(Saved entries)

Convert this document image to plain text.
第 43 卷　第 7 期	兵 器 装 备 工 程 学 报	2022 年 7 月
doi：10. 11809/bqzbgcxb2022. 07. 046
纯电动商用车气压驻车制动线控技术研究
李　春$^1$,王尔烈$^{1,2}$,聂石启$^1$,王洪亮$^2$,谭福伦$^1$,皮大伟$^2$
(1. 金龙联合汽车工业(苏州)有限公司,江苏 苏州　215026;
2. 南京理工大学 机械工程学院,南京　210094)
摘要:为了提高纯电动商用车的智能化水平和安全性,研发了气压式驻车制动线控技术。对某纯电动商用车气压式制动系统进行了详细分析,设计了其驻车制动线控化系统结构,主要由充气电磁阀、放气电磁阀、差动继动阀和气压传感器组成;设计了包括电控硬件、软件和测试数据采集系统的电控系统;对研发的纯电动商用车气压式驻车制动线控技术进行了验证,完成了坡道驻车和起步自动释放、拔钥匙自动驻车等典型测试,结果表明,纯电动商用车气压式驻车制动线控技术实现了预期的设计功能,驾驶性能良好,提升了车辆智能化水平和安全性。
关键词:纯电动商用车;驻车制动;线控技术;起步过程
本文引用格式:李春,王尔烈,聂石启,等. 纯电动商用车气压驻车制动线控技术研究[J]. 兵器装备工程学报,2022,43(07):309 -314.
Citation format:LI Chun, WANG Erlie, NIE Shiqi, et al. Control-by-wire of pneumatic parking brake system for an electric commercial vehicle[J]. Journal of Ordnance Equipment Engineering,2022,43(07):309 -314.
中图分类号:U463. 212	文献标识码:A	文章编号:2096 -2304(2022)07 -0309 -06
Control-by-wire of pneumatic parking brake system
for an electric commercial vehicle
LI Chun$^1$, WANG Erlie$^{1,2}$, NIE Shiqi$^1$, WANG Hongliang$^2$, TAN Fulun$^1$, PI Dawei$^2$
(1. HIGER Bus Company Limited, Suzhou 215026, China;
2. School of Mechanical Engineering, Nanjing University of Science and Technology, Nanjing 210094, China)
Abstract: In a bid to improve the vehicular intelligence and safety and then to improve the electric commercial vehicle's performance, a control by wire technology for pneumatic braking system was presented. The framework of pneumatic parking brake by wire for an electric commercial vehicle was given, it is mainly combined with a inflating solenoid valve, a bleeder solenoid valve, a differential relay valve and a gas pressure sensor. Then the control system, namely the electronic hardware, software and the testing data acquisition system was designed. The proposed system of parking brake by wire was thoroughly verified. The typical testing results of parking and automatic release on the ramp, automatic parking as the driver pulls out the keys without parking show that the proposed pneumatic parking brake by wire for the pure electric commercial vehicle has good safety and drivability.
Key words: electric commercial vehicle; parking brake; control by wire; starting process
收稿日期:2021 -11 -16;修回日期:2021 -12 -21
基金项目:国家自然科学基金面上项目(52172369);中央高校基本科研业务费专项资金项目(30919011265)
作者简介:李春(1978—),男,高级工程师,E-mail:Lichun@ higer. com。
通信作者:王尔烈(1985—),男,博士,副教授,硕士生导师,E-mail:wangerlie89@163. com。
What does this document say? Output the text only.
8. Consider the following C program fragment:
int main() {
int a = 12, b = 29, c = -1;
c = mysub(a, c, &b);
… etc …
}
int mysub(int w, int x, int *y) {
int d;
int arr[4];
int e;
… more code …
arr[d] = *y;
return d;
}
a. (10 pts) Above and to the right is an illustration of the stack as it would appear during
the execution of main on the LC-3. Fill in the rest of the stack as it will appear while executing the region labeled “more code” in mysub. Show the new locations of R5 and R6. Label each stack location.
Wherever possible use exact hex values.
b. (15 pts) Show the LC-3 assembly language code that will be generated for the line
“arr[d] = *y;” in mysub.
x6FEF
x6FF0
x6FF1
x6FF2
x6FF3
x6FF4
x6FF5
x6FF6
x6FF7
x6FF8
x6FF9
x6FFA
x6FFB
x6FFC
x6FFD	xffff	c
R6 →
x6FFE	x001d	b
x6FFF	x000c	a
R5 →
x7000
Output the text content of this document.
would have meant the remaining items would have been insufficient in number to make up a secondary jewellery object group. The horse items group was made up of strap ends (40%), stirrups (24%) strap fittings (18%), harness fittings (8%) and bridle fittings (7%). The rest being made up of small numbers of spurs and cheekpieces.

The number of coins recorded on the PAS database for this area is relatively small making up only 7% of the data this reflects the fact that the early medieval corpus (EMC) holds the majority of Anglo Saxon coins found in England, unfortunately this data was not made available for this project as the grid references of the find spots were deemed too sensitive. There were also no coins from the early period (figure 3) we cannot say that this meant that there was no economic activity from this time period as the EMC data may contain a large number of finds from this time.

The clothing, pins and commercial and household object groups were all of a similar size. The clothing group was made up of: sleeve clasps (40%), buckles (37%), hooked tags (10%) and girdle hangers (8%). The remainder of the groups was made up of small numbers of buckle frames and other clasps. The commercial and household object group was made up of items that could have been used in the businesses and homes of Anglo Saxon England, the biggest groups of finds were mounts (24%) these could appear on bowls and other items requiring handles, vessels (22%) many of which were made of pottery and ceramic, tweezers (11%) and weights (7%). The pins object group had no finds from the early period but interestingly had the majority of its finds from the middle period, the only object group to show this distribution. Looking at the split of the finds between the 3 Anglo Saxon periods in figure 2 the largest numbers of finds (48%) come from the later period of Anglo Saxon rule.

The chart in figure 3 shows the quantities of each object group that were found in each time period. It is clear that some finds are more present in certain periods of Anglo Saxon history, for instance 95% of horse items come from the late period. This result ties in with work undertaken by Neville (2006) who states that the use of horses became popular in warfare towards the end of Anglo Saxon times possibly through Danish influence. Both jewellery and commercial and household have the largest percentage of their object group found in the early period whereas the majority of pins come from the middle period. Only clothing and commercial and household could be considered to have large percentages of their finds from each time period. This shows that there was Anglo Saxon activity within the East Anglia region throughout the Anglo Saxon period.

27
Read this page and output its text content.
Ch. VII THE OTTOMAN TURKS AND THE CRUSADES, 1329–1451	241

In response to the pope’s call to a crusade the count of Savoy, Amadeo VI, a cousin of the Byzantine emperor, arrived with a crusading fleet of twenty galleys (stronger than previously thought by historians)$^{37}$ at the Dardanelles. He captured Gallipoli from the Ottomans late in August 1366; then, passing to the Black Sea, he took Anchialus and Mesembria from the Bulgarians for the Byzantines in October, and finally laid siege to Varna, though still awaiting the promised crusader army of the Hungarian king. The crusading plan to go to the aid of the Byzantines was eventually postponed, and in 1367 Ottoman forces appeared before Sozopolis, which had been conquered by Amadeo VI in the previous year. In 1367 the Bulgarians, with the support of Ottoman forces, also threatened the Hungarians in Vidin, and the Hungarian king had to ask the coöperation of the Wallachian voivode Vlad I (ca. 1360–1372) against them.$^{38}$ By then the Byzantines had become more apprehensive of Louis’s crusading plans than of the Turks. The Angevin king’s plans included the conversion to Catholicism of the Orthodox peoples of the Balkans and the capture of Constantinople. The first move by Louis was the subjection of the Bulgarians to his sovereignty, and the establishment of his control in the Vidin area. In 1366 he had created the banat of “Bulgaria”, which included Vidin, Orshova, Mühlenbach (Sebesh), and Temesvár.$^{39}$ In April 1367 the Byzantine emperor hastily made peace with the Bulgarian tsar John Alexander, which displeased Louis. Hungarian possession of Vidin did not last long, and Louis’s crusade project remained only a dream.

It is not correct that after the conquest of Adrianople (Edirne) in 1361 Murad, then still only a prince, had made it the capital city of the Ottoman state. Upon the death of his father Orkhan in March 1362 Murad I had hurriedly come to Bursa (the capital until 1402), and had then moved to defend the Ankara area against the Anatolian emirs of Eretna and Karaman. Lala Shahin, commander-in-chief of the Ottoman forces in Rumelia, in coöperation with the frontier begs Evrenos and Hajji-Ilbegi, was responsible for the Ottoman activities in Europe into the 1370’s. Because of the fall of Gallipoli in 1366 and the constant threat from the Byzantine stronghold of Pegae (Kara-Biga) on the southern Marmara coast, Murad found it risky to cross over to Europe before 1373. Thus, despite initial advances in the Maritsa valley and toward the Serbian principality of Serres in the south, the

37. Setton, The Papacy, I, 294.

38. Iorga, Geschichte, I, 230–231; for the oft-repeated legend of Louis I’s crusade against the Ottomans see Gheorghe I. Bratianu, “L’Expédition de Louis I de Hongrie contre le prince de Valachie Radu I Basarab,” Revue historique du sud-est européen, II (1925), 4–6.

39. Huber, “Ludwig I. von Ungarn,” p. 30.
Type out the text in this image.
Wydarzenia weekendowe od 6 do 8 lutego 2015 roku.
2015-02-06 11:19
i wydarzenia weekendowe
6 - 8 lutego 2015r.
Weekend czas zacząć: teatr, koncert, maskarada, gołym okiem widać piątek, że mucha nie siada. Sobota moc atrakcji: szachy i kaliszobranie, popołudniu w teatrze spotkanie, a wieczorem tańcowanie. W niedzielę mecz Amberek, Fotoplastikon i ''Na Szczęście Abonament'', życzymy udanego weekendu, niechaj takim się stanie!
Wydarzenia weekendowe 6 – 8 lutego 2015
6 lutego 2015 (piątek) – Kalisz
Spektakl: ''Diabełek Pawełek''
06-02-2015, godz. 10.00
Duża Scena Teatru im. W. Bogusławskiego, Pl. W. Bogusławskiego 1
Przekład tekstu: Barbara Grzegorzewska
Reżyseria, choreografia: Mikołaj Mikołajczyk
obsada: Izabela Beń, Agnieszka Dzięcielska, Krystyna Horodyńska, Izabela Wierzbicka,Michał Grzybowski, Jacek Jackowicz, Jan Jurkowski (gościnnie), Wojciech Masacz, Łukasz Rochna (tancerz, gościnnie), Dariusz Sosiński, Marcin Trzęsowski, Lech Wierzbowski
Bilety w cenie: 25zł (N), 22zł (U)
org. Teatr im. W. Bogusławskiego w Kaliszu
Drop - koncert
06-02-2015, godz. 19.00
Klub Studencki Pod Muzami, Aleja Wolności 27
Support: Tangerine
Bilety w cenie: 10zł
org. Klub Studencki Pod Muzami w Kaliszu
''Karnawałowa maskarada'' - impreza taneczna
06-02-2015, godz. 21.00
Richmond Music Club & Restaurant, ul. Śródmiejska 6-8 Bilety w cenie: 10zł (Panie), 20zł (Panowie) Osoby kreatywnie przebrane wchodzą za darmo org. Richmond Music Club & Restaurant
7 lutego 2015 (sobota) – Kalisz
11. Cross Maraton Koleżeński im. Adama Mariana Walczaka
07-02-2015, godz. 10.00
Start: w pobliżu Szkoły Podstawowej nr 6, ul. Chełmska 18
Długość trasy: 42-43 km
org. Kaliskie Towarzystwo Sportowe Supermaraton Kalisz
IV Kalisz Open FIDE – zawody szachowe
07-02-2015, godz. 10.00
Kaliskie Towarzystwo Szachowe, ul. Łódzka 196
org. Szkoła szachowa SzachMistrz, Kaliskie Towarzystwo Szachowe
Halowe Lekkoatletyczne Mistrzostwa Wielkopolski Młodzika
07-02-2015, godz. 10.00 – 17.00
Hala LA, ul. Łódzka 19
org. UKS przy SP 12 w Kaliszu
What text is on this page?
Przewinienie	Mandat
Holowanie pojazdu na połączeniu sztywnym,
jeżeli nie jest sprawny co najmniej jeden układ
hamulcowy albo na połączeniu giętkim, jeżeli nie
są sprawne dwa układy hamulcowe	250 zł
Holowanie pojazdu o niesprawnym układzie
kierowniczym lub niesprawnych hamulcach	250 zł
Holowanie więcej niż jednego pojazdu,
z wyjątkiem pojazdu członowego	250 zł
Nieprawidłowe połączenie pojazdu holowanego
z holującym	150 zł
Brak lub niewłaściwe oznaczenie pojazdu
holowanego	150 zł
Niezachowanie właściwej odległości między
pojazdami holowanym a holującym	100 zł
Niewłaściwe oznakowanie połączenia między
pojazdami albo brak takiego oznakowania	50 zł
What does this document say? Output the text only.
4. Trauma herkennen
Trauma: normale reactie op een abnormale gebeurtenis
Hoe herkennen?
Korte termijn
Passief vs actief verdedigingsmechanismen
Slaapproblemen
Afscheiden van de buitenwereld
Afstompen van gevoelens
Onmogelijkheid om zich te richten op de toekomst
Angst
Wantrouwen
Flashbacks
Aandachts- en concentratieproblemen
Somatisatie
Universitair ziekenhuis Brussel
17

> [Brief]: For the material, find the number of lines holding the word "content" and give that figure and nothing more.

> [Answer to the task]: 2